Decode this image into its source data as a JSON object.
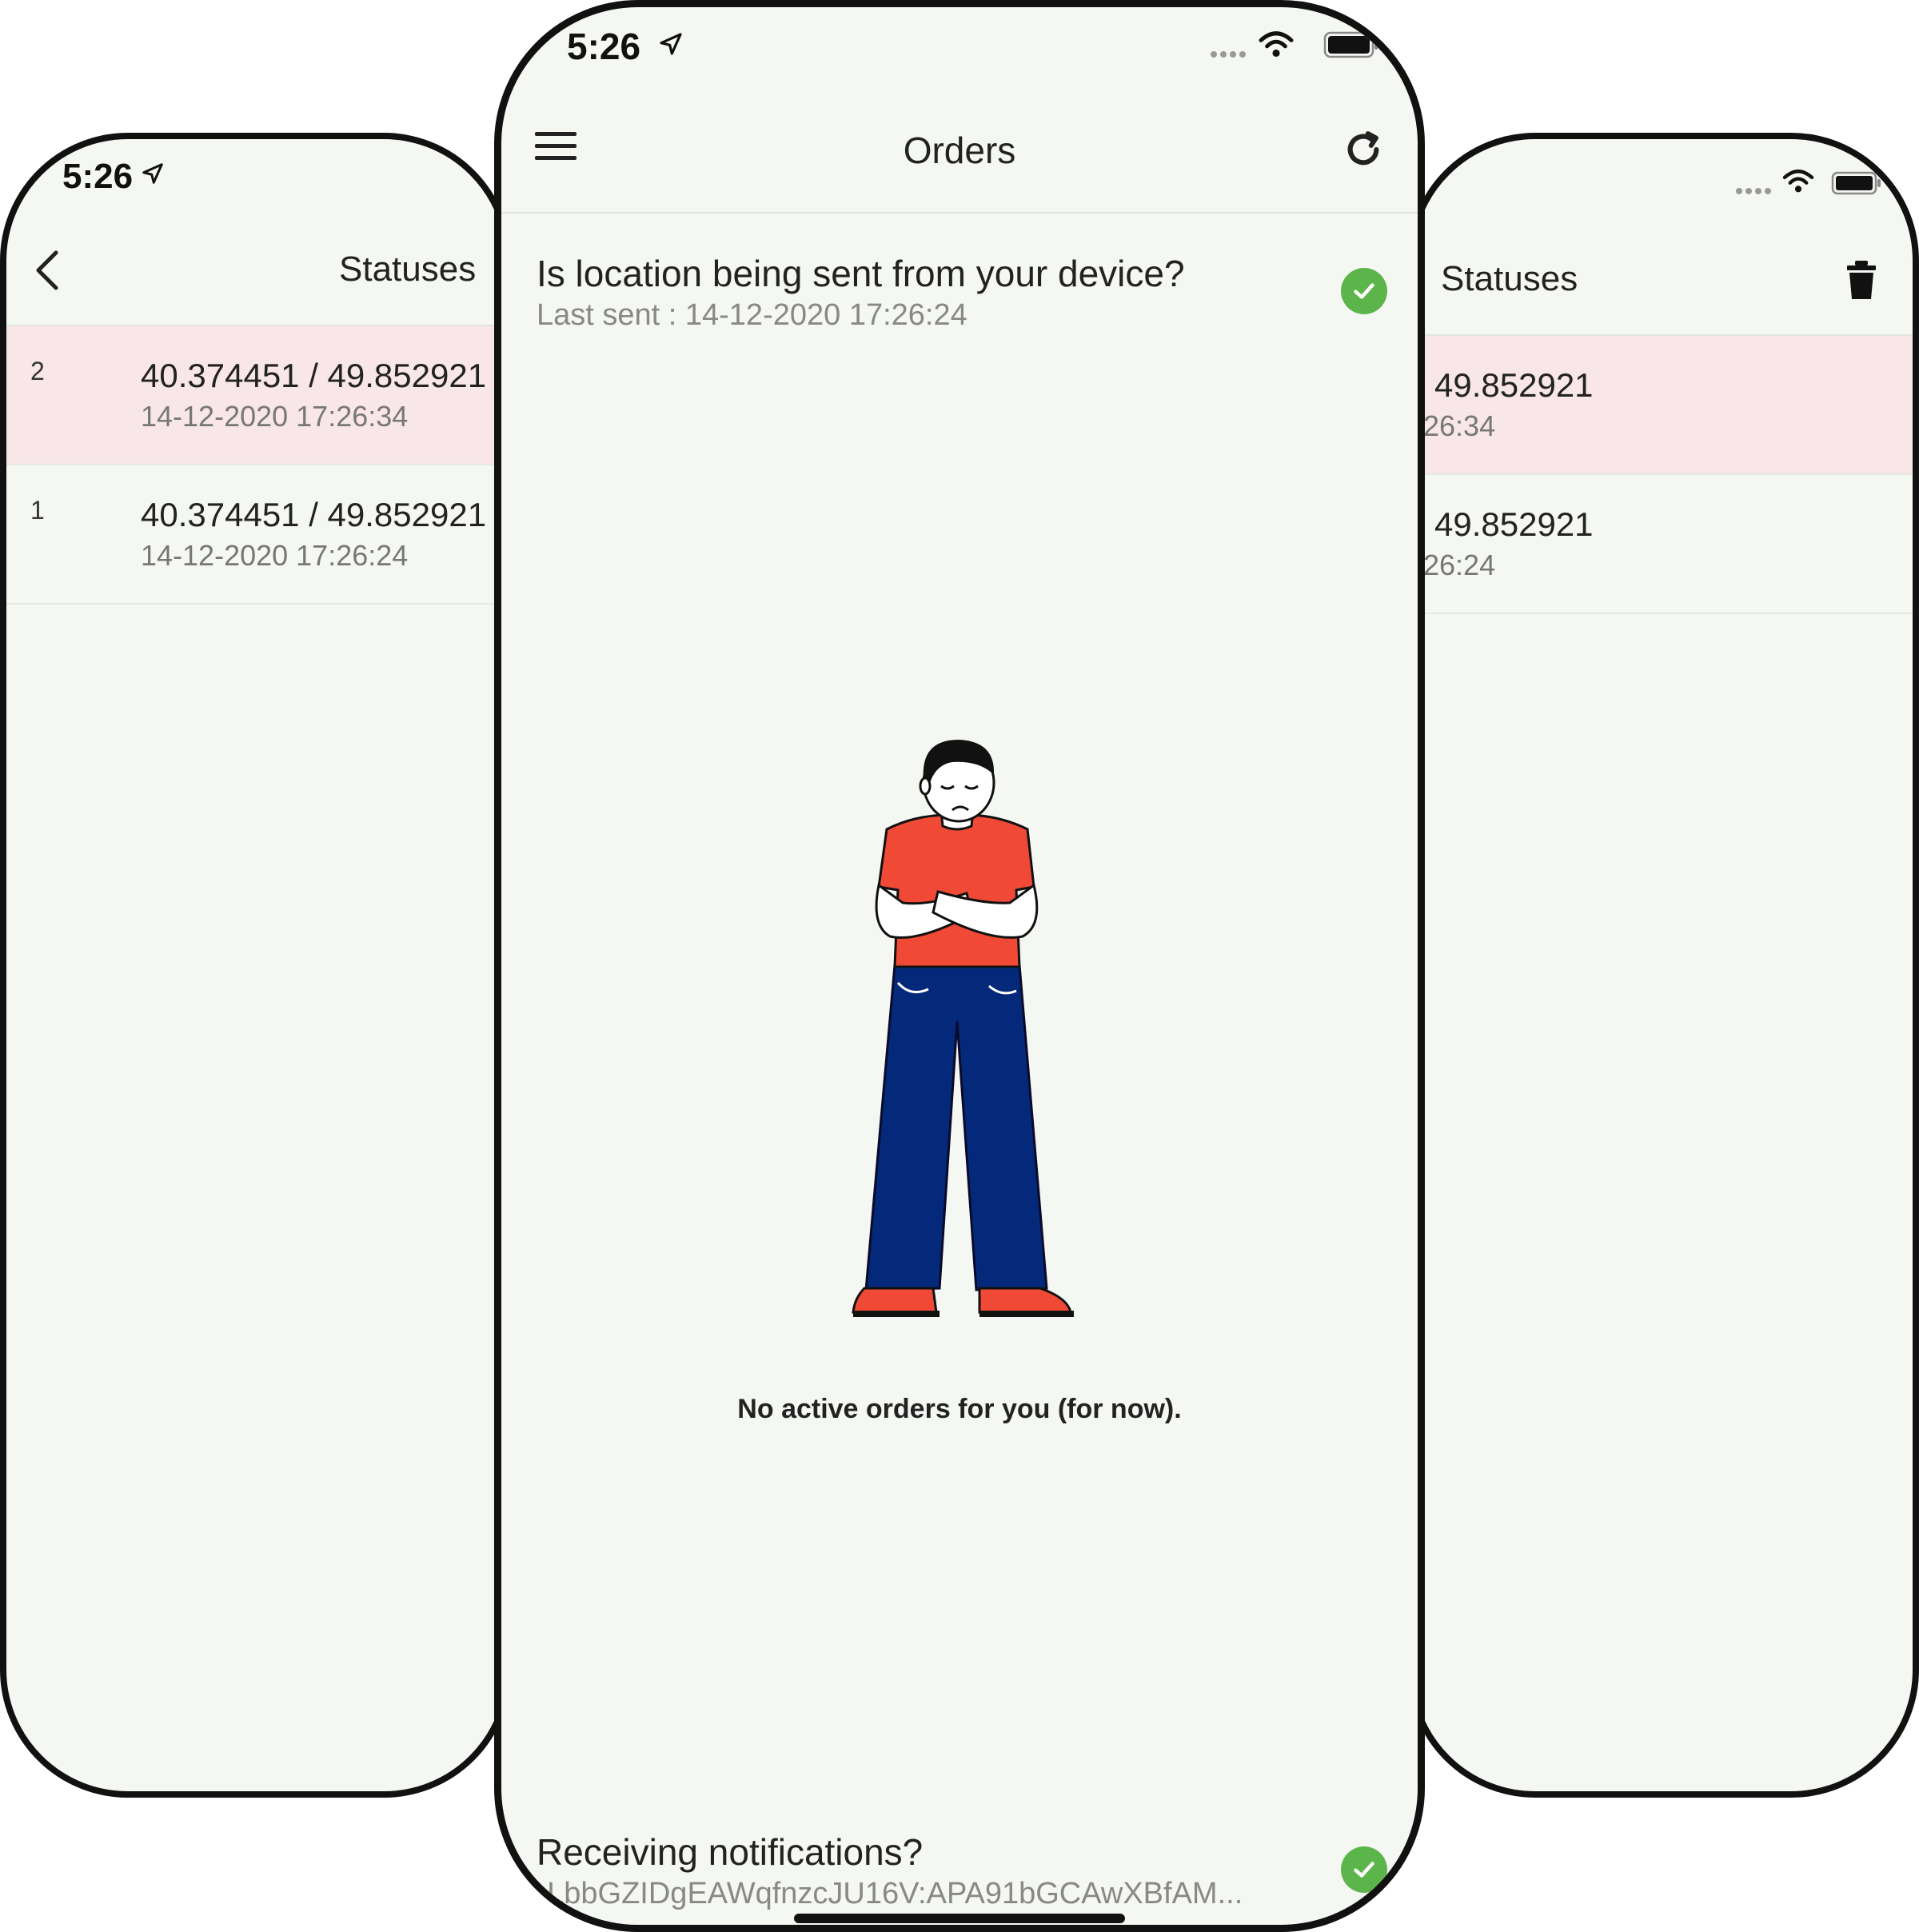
{
  "status_bar": {
    "time": "5:26"
  },
  "left_screen": {
    "title": "Statuses",
    "rows": [
      {
        "index": "2",
        "coords": "40.374451 / 49.852921",
        "timestamp": "14-12-2020 17:26:34",
        "highlighted": true
      },
      {
        "index": "1",
        "coords": "40.374451 / 49.852921",
        "timestamp": "14-12-2020 17:26:24",
        "highlighted": false
      }
    ]
  },
  "center_screen": {
    "title": "Orders",
    "location": {
      "question": "Is location being sent from your device?",
      "last_sent": "Last sent : 14-12-2020 17:26:24"
    },
    "empty_message": "No active orders for you (for now).",
    "notifications": {
      "question": "Receiving notifications?",
      "token": "eLbbGZIDgEAWqfnzcJU16V:APA91bGCAwXBfAM..."
    }
  },
  "right_screen": {
    "title": "Statuses",
    "rows": [
      {
        "coords": "49.852921",
        "timestamp": ":26:34",
        "highlighted": true
      },
      {
        "coords": "49.852921",
        "timestamp": ":26:24",
        "highlighted": false
      }
    ]
  },
  "colors": {
    "background": "#f5f7f3",
    "highlight_row": "#f8e6e9",
    "check_green": "#5cb54a",
    "shirt": "#f04a36",
    "pants": "#05297a"
  },
  "icons": [
    "location-arrow-icon",
    "back-chevron-icon",
    "menu-icon",
    "refresh-icon",
    "check-circle-icon",
    "trash-icon",
    "wifi-icon",
    "battery-icon",
    "signal-dots-icon"
  ]
}
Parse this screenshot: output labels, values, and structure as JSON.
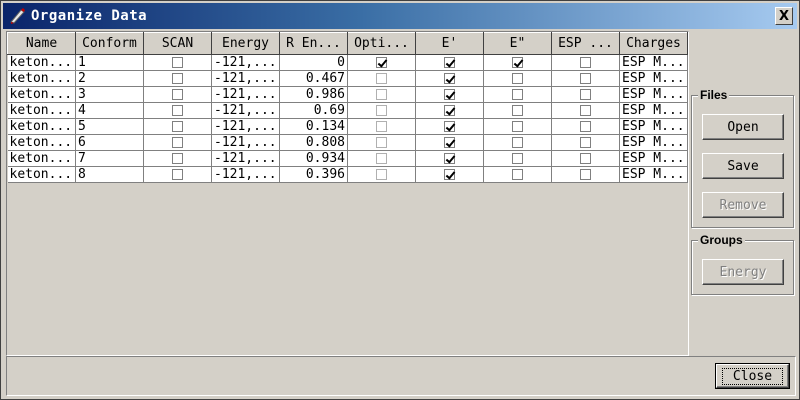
{
  "window": {
    "title": "Organize Data",
    "close_glyph": "X",
    "icon": "pen-icon"
  },
  "table": {
    "columns": [
      "Name",
      "Conform",
      "SCAN",
      "Energy",
      "R En...",
      "Opti...",
      "E'",
      "E\"",
      "ESP ...",
      "Charges"
    ],
    "rows": [
      {
        "name": "keton...",
        "conform": "1",
        "scan": false,
        "energy": "-121,...",
        "r_energy": "0",
        "opti": true,
        "e1": true,
        "e2": true,
        "esp": false,
        "charges": "ESP M..."
      },
      {
        "name": "keton...",
        "conform": "2",
        "scan": false,
        "energy": "-121,...",
        "r_energy": "0.467",
        "opti": false,
        "e1": true,
        "e2": false,
        "esp": false,
        "charges": "ESP M..."
      },
      {
        "name": "keton...",
        "conform": "3",
        "scan": false,
        "energy": "-121,...",
        "r_energy": "0.986",
        "opti": false,
        "e1": true,
        "e2": false,
        "esp": false,
        "charges": "ESP M..."
      },
      {
        "name": "keton...",
        "conform": "4",
        "scan": false,
        "energy": "-121,...",
        "r_energy": "0.69",
        "opti": false,
        "e1": true,
        "e2": false,
        "esp": false,
        "charges": "ESP M..."
      },
      {
        "name": "keton...",
        "conform": "5",
        "scan": false,
        "energy": "-121,...",
        "r_energy": "0.134",
        "opti": false,
        "e1": true,
        "e2": false,
        "esp": false,
        "charges": "ESP M..."
      },
      {
        "name": "keton...",
        "conform": "6",
        "scan": false,
        "energy": "-121,...",
        "r_energy": "0.808",
        "opti": false,
        "e1": true,
        "e2": false,
        "esp": false,
        "charges": "ESP M..."
      },
      {
        "name": "keton...",
        "conform": "7",
        "scan": false,
        "energy": "-121,...",
        "r_energy": "0.934",
        "opti": false,
        "e1": true,
        "e2": false,
        "esp": false,
        "charges": "ESP M..."
      },
      {
        "name": "keton...",
        "conform": "8",
        "scan": false,
        "energy": "-121,...",
        "r_energy": "0.396",
        "opti": false,
        "e1": true,
        "e2": false,
        "esp": false,
        "charges": "ESP M..."
      }
    ]
  },
  "files_group": {
    "label": "Files",
    "open": "Open",
    "save": "Save",
    "remove": "Remove"
  },
  "groups_group": {
    "label": "Groups",
    "energy": "Energy"
  },
  "footer": {
    "close": "Close"
  },
  "colors": {
    "face": "#d4d0c8",
    "title_start": "#0a246a",
    "title_end": "#a6caf0"
  }
}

■ OBJECTIVE
Go through the entries above and print each one exactly, minus the pictures.

■ WRITTEN RESPONSE
Decode this image into its source data as a JSON object.
{
  "status_bar": {
    "time": "5:26"
  },
  "left_screen": {
    "title": "Statuses",
    "rows": [
      {
        "index": "2",
        "coords": "40.374451 / 49.852921",
        "timestamp": "14-12-2020 17:26:34",
        "highlighted": true
      },
      {
        "index": "1",
        "coords": "40.374451 / 49.852921",
        "timestamp": "14-12-2020 17:26:24",
        "highlighted": false
      }
    ]
  },
  "center_screen": {
    "title": "Orders",
    "location": {
      "question": "Is location being sent from your device?",
      "last_sent": "Last sent : 14-12-2020 17:26:24"
    },
    "empty_message": "No active orders for you (for now).",
    "notifications": {
      "question": "Receiving notifications?",
      "token": "eLbbGZIDgEAWqfnzcJU16V:APA91bGCAwXBfAM..."
    }
  },
  "right_screen": {
    "title": "Statuses",
    "rows": [
      {
        "coords": "49.852921",
        "timestamp": ":26:34",
        "highlighted": true
      },
      {
        "coords": "49.852921",
        "timestamp": ":26:24",
        "highlighted": false
      }
    ]
  },
  "colors": {
    "background": "#f5f7f3",
    "highlight_row": "#f8e6e9",
    "check_green": "#5cb54a",
    "shirt": "#f04a36",
    "pants": "#05297a"
  },
  "icons": [
    "location-arrow-icon",
    "back-chevron-icon",
    "menu-icon",
    "refresh-icon",
    "check-circle-icon",
    "trash-icon",
    "wifi-icon",
    "battery-icon",
    "signal-dots-icon"
  ]
}
Parse this screenshot: output labels, values, and structure as JSON.
{
  "window": {
    "title": "Organize Data",
    "close_glyph": "X",
    "icon": "pen-icon"
  },
  "table": {
    "columns": [
      "Name",
      "Conform",
      "SCAN",
      "Energy",
      "R En...",
      "Opti...",
      "E'",
      "E\"",
      "ESP ...",
      "Charges"
    ],
    "rows": [
      {
        "name": "keton...",
        "conform": "1",
        "scan": false,
        "energy": "-121,...",
        "r_energy": "0",
        "opti": true,
        "e1": true,
        "e2": true,
        "esp": false,
        "charges": "ESP M..."
      },
      {
        "name": "keton...",
        "conform": "2",
        "scan": false,
        "energy": "-121,...",
        "r_energy": "0.467",
        "opti": false,
        "e1": true,
        "e2": false,
        "esp": false,
        "charges": "ESP M..."
      },
      {
        "name": "keton...",
        "conform": "3",
        "scan": false,
        "energy": "-121,...",
        "r_energy": "0.986",
        "opti": false,
        "e1": true,
        "e2": false,
        "esp": false,
        "charges": "ESP M..."
      },
      {
        "name": "keton...",
        "conform": "4",
        "scan": false,
        "energy": "-121,...",
        "r_energy": "0.69",
        "opti": false,
        "e1": true,
        "e2": false,
        "esp": false,
        "charges": "ESP M..."
      },
      {
        "name": "keton...",
        "conform": "5",
        "scan": false,
        "energy": "-121,...",
        "r_energy": "0.134",
        "opti": false,
        "e1": true,
        "e2": false,
        "esp": false,
        "charges": "ESP M..."
      },
      {
        "name": "keton...",
        "conform": "6",
        "scan": false,
        "energy": "-121,...",
        "r_energy": "0.808",
        "opti": false,
        "e1": true,
        "e2": false,
        "esp": false,
        "charges": "ESP M..."
      },
      {
        "name": "keton...",
        "conform": "7",
        "scan": false,
        "energy": "-121,...",
        "r_energy": "0.934",
        "opti": false,
        "e1": true,
        "e2": false,
        "esp": false,
        "charges": "ESP M..."
      },
      {
        "name": "keton...",
        "conform": "8",
        "scan": false,
        "energy": "-121,...",
        "r_energy": "0.396",
        "opti": false,
        "e1": true,
        "e2": false,
        "esp": false,
        "charges": "ESP M..."
      }
    ]
  },
  "files_group": {
    "label": "Files",
    "open": "Open",
    "save": "Save",
    "remove": "Remove"
  },
  "groups_group": {
    "label": "Groups",
    "energy": "Energy"
  },
  "footer": {
    "close": "Close"
  },
  "colors": {
    "face": "#d4d0c8",
    "title_start": "#0a246a",
    "title_end": "#a6caf0"
  }
}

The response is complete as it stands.